What is being asked:
Repeat each record below exactly as given.

Figure record listings:
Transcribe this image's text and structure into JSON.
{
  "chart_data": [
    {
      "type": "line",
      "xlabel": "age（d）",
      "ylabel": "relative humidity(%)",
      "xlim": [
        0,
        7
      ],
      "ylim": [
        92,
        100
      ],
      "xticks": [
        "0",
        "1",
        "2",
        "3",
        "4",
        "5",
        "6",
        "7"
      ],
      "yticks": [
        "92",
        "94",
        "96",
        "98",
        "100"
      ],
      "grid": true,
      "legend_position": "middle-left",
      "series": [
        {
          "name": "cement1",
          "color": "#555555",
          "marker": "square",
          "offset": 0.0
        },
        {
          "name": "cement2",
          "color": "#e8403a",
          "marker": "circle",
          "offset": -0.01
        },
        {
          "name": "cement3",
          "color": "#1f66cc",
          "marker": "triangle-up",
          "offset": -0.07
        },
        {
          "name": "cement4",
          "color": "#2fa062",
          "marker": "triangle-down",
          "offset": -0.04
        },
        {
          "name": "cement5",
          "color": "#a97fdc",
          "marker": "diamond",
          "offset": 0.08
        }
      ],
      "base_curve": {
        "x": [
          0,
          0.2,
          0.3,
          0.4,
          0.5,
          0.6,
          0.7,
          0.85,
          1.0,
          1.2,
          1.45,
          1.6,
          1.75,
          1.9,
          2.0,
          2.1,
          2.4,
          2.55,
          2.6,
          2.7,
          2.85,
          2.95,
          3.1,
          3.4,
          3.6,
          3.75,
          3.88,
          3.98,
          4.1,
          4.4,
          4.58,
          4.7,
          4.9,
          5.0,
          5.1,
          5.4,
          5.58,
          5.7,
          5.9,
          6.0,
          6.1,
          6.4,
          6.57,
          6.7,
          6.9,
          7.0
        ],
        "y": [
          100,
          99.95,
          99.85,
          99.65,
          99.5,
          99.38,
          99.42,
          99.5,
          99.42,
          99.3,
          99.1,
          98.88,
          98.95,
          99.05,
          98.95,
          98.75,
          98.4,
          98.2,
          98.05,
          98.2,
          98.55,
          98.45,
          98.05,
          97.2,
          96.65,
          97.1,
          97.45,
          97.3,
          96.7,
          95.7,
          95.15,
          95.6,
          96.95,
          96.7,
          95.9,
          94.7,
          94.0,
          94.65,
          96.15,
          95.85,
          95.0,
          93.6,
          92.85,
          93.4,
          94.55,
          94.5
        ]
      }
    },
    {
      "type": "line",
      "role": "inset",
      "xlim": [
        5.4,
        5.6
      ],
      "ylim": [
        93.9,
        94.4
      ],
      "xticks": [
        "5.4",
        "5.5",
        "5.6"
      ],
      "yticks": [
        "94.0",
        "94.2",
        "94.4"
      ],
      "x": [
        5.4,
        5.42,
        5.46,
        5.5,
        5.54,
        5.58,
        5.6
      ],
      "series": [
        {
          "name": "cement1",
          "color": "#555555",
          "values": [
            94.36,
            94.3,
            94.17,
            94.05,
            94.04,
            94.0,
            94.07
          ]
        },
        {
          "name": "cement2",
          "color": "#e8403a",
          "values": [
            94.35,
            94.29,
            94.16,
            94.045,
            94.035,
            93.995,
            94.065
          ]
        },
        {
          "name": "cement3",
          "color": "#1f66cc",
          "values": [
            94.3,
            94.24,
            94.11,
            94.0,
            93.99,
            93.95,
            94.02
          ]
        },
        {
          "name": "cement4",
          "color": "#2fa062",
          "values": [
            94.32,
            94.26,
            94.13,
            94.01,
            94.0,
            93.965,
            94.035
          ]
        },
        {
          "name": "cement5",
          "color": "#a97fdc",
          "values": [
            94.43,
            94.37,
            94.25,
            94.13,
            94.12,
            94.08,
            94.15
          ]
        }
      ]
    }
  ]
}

Final result:
Transcribe this image's text and structure into JSON.
{
  "chart_data": [
    {
      "type": "line",
      "xlabel": "age（d）",
      "ylabel": "relative humidity(%)",
      "xlim": [
        0,
        7
      ],
      "ylim": [
        92,
        100
      ],
      "xticks": [
        "0",
        "1",
        "2",
        "3",
        "4",
        "5",
        "6",
        "7"
      ],
      "yticks": [
        "92",
        "94",
        "96",
        "98",
        "100"
      ],
      "grid": true,
      "legend_position": "middle-left",
      "series": [
        {
          "name": "cement1",
          "color": "#555555",
          "marker": "square",
          "offset": 0.0
        },
        {
          "name": "cement2",
          "color": "#e8403a",
          "marker": "circle",
          "offset": -0.01
        },
        {
          "name": "cement3",
          "color": "#1f66cc",
          "marker": "triangle-up",
          "offset": -0.07
        },
        {
          "name": "cement4",
          "color": "#2fa062",
          "marker": "triangle-down",
          "offset": -0.04
        },
        {
          "name": "cement5",
          "color": "#a97fdc",
          "marker": "diamond",
          "offset": 0.08
        }
      ],
      "base_curve": {
        "x": [
          0,
          0.2,
          0.3,
          0.4,
          0.5,
          0.6,
          0.7,
          0.85,
          1.0,
          1.2,
          1.45,
          1.6,
          1.75,
          1.9,
          2.0,
          2.1,
          2.4,
          2.55,
          2.6,
          2.7,
          2.85,
          2.95,
          3.1,
          3.4,
          3.6,
          3.75,
          3.88,
          3.98,
          4.1,
          4.4,
          4.58,
          4.7,
          4.9,
          5.0,
          5.1,
          5.4,
          5.58,
          5.7,
          5.9,
          6.0,
          6.1,
          6.4,
          6.57,
          6.7,
          6.9,
          7.0
        ],
        "y": [
          100,
          99.95,
          99.85,
          99.65,
          99.5,
          99.38,
          99.42,
          99.5,
          99.42,
          99.3,
          99.1,
          98.88,
          98.95,
          99.05,
          98.95,
          98.75,
          98.4,
          98.2,
          98.05,
          98.2,
          98.55,
          98.45,
          98.05,
          97.2,
          96.65,
          97.1,
          97.45,
          97.3,
          96.7,
          95.7,
          95.15,
          95.6,
          96.95,
          96.7,
          95.9,
          94.7,
          94.0,
          94.65,
          96.15,
          95.85,
          95.0,
          93.6,
          92.85,
          93.4,
          94.55,
          94.5
        ]
      }
    },
    {
      "type": "line",
      "role": "inset",
      "xlim": [
        5.4,
        5.6
      ],
      "ylim": [
        93.9,
        94.4
      ],
      "xticks": [
        "5.4",
        "5.5",
        "5.6"
      ],
      "yticks": [
        "94.0",
        "94.2",
        "94.4"
      ],
      "x": [
        5.4,
        5.42,
        5.46,
        5.5,
        5.54,
        5.58,
        5.6
      ],
      "series": [
        {
          "name": "cement1",
          "color": "#555555",
          "values": [
            94.36,
            94.3,
            94.17,
            94.05,
            94.04,
            94.0,
            94.07
          ]
        },
        {
          "name": "cement2",
          "color": "#e8403a",
          "values": [
            94.35,
            94.29,
            94.16,
            94.045,
            94.035,
            93.995,
            94.065
          ]
        },
        {
          "name": "cement3",
          "color": "#1f66cc",
          "values": [
            94.3,
            94.24,
            94.11,
            94.0,
            93.99,
            93.95,
            94.02
          ]
        },
        {
          "name": "cement4",
          "color": "#2fa062",
          "values": [
            94.32,
            94.26,
            94.13,
            94.01,
            94.0,
            93.965,
            94.035
          ]
        },
        {
          "name": "cement5",
          "color": "#a97fdc",
          "values": [
            94.43,
            94.37,
            94.25,
            94.13,
            94.12,
            94.08,
            94.15
          ]
        }
      ]
    }
  ]
}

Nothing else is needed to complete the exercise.